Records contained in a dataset
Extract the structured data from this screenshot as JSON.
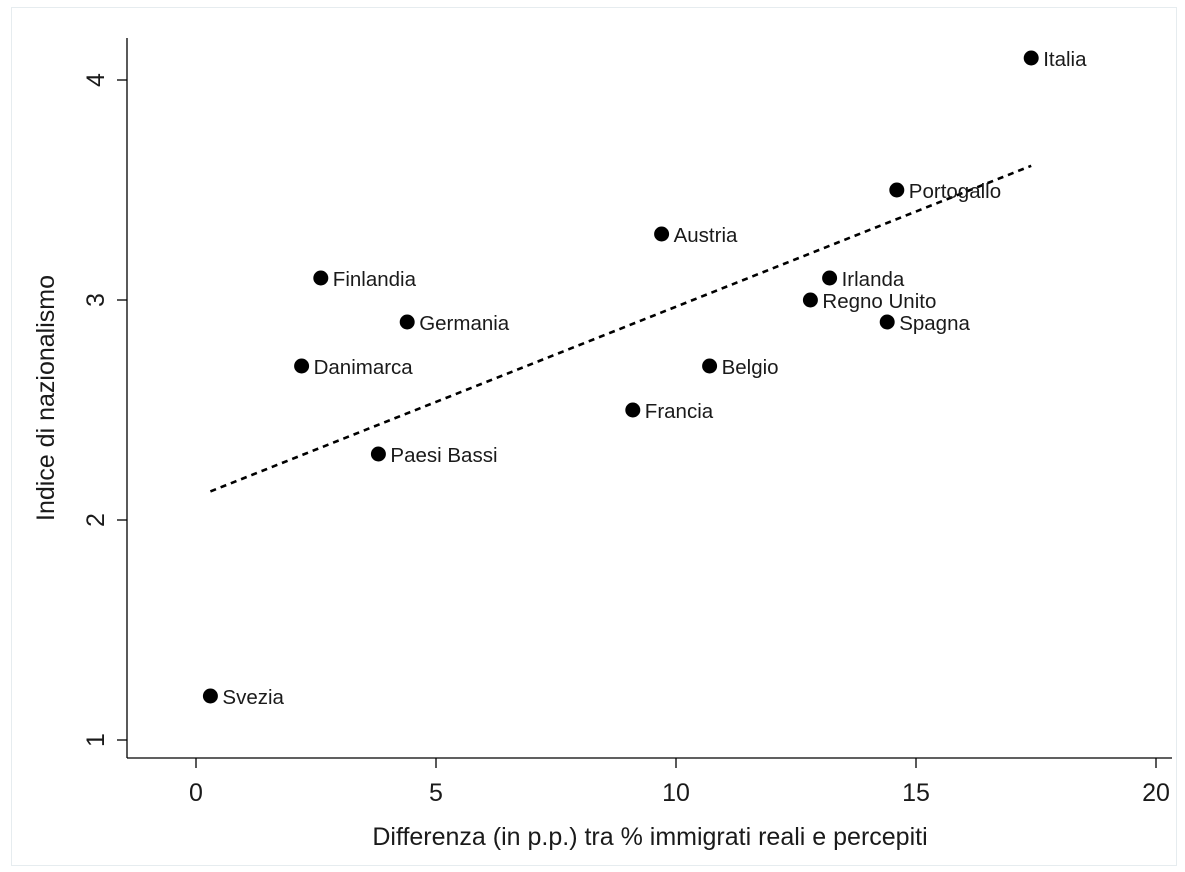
{
  "chart_data": {
    "type": "scatter",
    "title": "",
    "xlabel": "Differenza (in p.p.) tra % immigrati reali e percepiti",
    "ylabel": "Indice di nazionalismo",
    "xlim": [
      -1.5,
      20.7
    ],
    "ylim": [
      0.9,
      4.2
    ],
    "x_ticks": [
      0,
      5,
      10,
      15,
      20
    ],
    "y_ticks": [
      1,
      2,
      3,
      4
    ],
    "grid": false,
    "points": [
      {
        "label": "Italia",
        "x": 17.4,
        "y": 4.1
      },
      {
        "label": "Portogallo",
        "x": 14.6,
        "y": 3.5
      },
      {
        "label": "Austria",
        "x": 9.7,
        "y": 3.3
      },
      {
        "label": "Finlandia",
        "x": 2.6,
        "y": 3.1
      },
      {
        "label": "Irlanda",
        "x": 13.2,
        "y": 3.1
      },
      {
        "label": "Regno Unito",
        "x": 12.8,
        "y": 3.0
      },
      {
        "label": "Germania",
        "x": 4.4,
        "y": 2.9
      },
      {
        "label": "Spagna",
        "x": 14.4,
        "y": 2.9
      },
      {
        "label": "Danimarca",
        "x": 2.2,
        "y": 2.7
      },
      {
        "label": "Belgio",
        "x": 10.7,
        "y": 2.7
      },
      {
        "label": "Francia",
        "x": 9.1,
        "y": 2.5
      },
      {
        "label": "Paesi Bassi",
        "x": 3.8,
        "y": 2.3
      },
      {
        "label": "Svezia",
        "x": 0.3,
        "y": 1.2
      }
    ],
    "trendline": {
      "style": "dashed",
      "from": {
        "x": 0.3,
        "y": 2.13
      },
      "to": {
        "x": 17.4,
        "y": 3.61
      }
    },
    "marker_color": "#000000"
  }
}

*GIVEN TASK:*
Repeat the data exactly, dropping every picture it holds.

*ANSWER FOR THIS EXERCISE:*
Extract the structured data from this screenshot as JSON.
{
  "chart_data": {
    "type": "scatter",
    "title": "",
    "xlabel": "Differenza (in p.p.) tra % immigrati reali e percepiti",
    "ylabel": "Indice di nazionalismo",
    "xlim": [
      -1.5,
      20.7
    ],
    "ylim": [
      0.9,
      4.2
    ],
    "x_ticks": [
      0,
      5,
      10,
      15,
      20
    ],
    "y_ticks": [
      1,
      2,
      3,
      4
    ],
    "grid": false,
    "points": [
      {
        "label": "Italia",
        "x": 17.4,
        "y": 4.1
      },
      {
        "label": "Portogallo",
        "x": 14.6,
        "y": 3.5
      },
      {
        "label": "Austria",
        "x": 9.7,
        "y": 3.3
      },
      {
        "label": "Finlandia",
        "x": 2.6,
        "y": 3.1
      },
      {
        "label": "Irlanda",
        "x": 13.2,
        "y": 3.1
      },
      {
        "label": "Regno Unito",
        "x": 12.8,
        "y": 3.0
      },
      {
        "label": "Germania",
        "x": 4.4,
        "y": 2.9
      },
      {
        "label": "Spagna",
        "x": 14.4,
        "y": 2.9
      },
      {
        "label": "Danimarca",
        "x": 2.2,
        "y": 2.7
      },
      {
        "label": "Belgio",
        "x": 10.7,
        "y": 2.7
      },
      {
        "label": "Francia",
        "x": 9.1,
        "y": 2.5
      },
      {
        "label": "Paesi Bassi",
        "x": 3.8,
        "y": 2.3
      },
      {
        "label": "Svezia",
        "x": 0.3,
        "y": 1.2
      }
    ],
    "trendline": {
      "style": "dashed",
      "from": {
        "x": 0.3,
        "y": 2.13
      },
      "to": {
        "x": 17.4,
        "y": 3.61
      }
    },
    "marker_color": "#000000"
  }
}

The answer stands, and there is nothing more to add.